Core tip: Prolonged cardiac arrest (CA) produces extensive neuronal death and neuroinflammation resulting in neuro-cognitive disabilities via ischemia-reperfusion injury. Minocycline was shown neuroprotective in some brain ischemia models, in part by blunting the microglial response or by a direct effect on neurons. In our established experimental CA model in adult rats, minocycline did not improve survival and failed to confer substantial benefits on survival, neurobehavioral outcome, neuronal loss or microglial proliferation across multiple brain regions.

**Instructions to follow**
Please copy the cardiac arrest passage from "Core tip: Prolonged" to "multiple brain regions.", renaming "rats" as "mice". The records come from a separate source.

**Dataset entries**
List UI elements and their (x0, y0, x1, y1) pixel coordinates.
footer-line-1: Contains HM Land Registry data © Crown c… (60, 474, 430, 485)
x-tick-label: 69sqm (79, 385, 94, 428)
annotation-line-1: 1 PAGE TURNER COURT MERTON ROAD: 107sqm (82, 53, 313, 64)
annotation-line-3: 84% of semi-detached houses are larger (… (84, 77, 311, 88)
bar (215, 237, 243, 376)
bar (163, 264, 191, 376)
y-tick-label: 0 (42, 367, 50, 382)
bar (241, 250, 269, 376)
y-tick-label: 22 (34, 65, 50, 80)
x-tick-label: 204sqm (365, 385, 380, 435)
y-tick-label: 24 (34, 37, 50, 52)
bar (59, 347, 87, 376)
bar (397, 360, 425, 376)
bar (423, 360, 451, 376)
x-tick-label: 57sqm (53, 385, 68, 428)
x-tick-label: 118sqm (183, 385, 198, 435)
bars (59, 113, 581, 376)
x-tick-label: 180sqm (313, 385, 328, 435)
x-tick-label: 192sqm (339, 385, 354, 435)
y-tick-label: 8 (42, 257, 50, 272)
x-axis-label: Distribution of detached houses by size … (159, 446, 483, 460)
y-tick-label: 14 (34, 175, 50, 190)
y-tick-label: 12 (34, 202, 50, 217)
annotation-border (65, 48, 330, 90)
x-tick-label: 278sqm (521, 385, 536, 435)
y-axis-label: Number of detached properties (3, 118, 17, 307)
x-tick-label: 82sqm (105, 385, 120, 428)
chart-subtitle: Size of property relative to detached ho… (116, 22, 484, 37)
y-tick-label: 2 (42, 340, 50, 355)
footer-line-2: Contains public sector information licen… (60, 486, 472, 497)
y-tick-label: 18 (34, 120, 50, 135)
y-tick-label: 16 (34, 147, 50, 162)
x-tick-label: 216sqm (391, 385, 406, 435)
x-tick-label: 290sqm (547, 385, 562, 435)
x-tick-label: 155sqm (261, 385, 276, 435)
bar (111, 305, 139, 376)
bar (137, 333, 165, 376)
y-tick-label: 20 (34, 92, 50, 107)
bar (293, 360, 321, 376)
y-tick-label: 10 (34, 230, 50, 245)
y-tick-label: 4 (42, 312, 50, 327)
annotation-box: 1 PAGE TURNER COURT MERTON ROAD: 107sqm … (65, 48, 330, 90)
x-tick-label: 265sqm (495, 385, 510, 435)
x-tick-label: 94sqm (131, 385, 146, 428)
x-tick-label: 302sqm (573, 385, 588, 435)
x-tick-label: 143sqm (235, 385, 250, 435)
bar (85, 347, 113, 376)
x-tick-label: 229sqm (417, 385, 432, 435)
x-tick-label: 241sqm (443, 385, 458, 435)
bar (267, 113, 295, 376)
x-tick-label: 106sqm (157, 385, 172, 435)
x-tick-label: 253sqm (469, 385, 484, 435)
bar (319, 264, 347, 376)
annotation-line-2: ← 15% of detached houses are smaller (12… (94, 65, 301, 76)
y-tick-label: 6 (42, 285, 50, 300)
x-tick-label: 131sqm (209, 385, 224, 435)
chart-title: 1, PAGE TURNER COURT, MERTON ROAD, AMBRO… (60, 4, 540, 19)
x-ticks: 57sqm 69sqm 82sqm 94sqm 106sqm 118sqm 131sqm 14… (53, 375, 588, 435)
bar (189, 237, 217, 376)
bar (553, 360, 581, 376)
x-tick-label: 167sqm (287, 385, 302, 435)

**Result of the task**
Core tip: Prolonged cardiac arrest (CA) produces extensive neuronal death and neuroinflammation resulting in neuro-cognitive disabilities via ischemia-reperfusion injury. Minocycline was shown neuroprotective in some brain ischemia models, in part by blunting the microglial response or by a direct effect on neurons. In our established experimental CA model in adult mice, minocycline did not improve survival and failed to confer substantial benefits on survival, neurobehavioral outcome, neuronal loss or microglial proliferation across multiple brain regions.